Dataset entries:
%%

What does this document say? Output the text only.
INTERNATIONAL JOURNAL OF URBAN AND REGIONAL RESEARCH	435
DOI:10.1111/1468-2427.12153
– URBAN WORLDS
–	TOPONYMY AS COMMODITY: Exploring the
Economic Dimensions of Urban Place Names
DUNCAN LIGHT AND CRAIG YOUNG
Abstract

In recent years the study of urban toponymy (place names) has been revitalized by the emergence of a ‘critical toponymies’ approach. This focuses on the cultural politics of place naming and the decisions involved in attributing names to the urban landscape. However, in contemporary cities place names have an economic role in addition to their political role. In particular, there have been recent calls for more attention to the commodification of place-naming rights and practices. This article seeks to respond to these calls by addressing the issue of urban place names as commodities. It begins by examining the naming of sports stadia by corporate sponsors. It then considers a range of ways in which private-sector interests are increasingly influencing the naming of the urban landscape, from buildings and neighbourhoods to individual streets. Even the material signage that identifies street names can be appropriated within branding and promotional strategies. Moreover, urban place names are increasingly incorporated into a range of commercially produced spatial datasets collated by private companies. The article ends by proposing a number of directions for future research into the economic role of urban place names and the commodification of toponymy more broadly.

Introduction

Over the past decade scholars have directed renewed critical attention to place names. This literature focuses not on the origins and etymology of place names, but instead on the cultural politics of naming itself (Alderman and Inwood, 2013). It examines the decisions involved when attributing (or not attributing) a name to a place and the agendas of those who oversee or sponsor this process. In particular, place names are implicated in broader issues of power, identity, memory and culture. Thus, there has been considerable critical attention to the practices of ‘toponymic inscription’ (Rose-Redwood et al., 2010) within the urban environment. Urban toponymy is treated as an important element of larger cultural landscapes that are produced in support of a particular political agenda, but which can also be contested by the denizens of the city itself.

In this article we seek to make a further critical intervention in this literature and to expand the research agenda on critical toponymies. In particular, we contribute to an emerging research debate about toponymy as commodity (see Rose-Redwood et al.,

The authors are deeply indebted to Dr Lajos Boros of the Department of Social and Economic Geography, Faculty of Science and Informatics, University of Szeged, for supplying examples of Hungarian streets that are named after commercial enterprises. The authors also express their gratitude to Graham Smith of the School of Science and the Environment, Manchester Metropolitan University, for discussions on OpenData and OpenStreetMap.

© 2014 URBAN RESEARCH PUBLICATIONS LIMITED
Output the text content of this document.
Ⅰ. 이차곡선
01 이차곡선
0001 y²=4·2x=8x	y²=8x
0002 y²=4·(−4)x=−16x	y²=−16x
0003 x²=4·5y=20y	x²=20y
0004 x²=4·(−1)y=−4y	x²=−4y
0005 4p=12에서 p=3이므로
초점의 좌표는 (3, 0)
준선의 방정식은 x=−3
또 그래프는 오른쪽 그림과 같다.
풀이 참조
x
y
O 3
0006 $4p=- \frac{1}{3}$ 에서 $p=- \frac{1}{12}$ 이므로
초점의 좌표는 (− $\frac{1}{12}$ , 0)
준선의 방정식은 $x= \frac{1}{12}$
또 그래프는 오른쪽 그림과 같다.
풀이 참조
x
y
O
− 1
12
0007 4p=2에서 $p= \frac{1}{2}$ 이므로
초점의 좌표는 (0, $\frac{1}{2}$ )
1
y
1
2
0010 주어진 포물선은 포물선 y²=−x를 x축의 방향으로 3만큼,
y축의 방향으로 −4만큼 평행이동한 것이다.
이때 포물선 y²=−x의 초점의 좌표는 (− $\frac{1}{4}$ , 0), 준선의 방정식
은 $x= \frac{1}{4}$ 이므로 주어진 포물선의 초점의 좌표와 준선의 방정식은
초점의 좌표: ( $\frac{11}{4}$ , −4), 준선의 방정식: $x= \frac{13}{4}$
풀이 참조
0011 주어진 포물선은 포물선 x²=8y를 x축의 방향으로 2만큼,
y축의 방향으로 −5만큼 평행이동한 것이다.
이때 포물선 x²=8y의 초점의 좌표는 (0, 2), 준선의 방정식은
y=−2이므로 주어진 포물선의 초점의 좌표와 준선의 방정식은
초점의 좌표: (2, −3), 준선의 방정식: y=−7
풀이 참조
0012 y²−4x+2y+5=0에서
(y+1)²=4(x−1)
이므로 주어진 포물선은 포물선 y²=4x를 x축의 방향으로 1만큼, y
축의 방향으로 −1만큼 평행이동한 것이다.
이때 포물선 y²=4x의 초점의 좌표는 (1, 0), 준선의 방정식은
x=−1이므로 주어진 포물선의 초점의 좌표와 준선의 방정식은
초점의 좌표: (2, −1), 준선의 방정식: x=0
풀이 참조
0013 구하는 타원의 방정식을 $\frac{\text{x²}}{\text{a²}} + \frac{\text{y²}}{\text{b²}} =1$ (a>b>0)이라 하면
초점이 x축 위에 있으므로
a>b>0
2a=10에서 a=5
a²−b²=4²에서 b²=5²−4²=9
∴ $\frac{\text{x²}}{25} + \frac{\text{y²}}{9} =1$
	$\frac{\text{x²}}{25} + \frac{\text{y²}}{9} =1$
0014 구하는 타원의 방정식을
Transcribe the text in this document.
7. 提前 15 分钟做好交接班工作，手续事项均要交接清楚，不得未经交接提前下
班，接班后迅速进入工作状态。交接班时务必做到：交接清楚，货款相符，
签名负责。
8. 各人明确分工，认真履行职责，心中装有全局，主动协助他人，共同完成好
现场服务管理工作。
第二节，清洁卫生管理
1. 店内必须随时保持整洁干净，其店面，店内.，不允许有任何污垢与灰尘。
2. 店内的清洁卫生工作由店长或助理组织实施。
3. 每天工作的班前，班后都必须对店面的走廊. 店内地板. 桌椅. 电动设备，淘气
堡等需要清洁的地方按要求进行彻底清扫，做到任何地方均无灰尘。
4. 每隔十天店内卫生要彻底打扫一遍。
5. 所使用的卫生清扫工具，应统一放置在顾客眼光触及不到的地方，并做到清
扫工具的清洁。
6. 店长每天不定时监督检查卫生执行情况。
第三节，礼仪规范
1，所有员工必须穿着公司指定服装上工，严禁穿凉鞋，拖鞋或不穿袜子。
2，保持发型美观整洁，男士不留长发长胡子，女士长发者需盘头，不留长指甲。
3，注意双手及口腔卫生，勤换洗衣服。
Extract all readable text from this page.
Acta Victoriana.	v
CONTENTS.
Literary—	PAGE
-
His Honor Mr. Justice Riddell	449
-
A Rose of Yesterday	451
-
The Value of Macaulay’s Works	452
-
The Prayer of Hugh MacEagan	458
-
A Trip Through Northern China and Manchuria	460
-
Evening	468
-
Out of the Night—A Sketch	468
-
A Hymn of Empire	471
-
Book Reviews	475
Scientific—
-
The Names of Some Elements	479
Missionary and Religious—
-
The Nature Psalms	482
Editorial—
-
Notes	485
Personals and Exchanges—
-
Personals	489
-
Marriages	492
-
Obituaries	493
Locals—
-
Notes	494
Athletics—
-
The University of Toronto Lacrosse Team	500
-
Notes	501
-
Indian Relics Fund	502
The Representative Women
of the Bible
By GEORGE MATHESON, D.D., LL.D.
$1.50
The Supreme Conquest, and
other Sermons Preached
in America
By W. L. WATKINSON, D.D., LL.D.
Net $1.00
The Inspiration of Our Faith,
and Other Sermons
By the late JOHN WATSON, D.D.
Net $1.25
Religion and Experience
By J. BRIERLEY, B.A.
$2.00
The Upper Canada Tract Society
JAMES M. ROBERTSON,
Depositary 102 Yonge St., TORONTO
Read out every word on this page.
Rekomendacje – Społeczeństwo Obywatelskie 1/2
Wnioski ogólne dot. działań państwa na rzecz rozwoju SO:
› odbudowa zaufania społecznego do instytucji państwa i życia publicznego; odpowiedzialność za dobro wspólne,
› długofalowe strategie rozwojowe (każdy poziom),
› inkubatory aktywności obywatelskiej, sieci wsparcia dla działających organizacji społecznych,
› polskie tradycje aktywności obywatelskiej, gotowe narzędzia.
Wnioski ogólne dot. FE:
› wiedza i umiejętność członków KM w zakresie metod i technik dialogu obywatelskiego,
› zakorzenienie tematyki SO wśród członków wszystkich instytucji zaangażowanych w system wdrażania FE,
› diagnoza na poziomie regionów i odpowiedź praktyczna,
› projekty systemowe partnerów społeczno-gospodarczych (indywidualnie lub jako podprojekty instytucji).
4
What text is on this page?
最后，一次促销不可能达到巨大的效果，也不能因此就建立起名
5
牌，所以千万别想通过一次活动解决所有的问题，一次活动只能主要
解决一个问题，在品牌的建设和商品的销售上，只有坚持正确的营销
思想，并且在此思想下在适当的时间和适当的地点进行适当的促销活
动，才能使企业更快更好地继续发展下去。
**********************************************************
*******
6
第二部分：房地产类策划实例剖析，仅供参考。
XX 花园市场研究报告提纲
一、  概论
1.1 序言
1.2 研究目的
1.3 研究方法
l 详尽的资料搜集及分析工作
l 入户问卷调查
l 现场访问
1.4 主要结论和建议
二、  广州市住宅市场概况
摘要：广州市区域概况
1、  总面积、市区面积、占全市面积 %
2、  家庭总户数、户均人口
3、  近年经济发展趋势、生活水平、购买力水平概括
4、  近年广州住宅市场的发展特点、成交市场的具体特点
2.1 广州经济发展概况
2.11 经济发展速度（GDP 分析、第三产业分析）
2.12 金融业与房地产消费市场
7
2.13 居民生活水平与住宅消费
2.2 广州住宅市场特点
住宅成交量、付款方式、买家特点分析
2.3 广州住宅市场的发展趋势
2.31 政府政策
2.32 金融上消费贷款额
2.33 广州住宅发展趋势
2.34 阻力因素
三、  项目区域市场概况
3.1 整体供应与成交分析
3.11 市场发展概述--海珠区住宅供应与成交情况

%%

EXERCISE OBJECTIVE: Find the line containing "Read out every word on this page.". Reproduce it exactly, along with every line after it through the last.

FULL ANSWER:
Read out every word on this page.
Rekomendacje – Społeczeństwo Obywatelskie 1/2
Wnioski ogólne dot. działań państwa na rzecz rozwoju SO:
› odbudowa zaufania społecznego do instytucji państwa i życia publicznego; odpowiedzialność za dobro wspólne,
› długofalowe strategie rozwojowe (każdy poziom),
› inkubatory aktywności obywatelskiej, sieci wsparcia dla działających organizacji społecznych,
› polskie tradycje aktywności obywatelskiej, gotowe narzędzia.
Wnioski ogólne dot. FE:
› wiedza i umiejętność członków KM w zakresie metod i technik dialogu obywatelskiego,
› zakorzenienie tematyki SO wśród członków wszystkich instytucji zaangażowanych w system wdrażania FE,
› diagnoza na poziomie regionów i odpowiedź praktyczna,
› projekty systemowe partnerów społeczno-gospodarczych (indywidualnie lub jako podprojekty instytucji).
4
What text is on this page?
最后，一次促销不可能达到巨大的效果，也不能因此就建立起名
5
牌，所以千万别想通过一次活动解决所有的问题，一次活动只能主要
解决一个问题，在品牌的建设和商品的销售上，只有坚持正确的营销
思想，并且在此思想下在适当的时间和适当的地点进行适当的促销活
动，才能使企业更快更好地继续发展下去。
**********************************************************
*******
6
第二部分：房地产类策划实例剖析，仅供参考。
XX 花园市场研究报告提纲
一、  概论
1.1 序言
1.2 研究目的
1.3 研究方法
l 详尽的资料搜集及分析工作
l 入户问卷调查
l 现场访问
1.4 主要结论和建议
二、  广州市住宅市场概况
摘要：广州市区域概况
1、  总面积、市区面积、占全市面积 %
2、  家庭总户数、户均人口
3、  近年经济发展趋势、生活水平、购买力水平概括
4、  近年广州住宅市场的发展特点、成交市场的具体特点
2.1 广州经济发展概况
2.11 经济发展速度（GDP 分析、第三产业分析）
2.12 金融业与房地产消费市场
7
2.13 居民生活水平与住宅消费
2.2 广州住宅市场特点
住宅成交量、付款方式、买家特点分析
2.3 广州住宅市场的发展趋势
2.31 政府政策
2.32 金融上消费贷款额
2.33 广州住宅发展趋势
2.34 阻力因素
三、  项目区域市场概况
3.1 整体供应与成交分析
3.11 市场发展概述--海珠区住宅供应与成交情况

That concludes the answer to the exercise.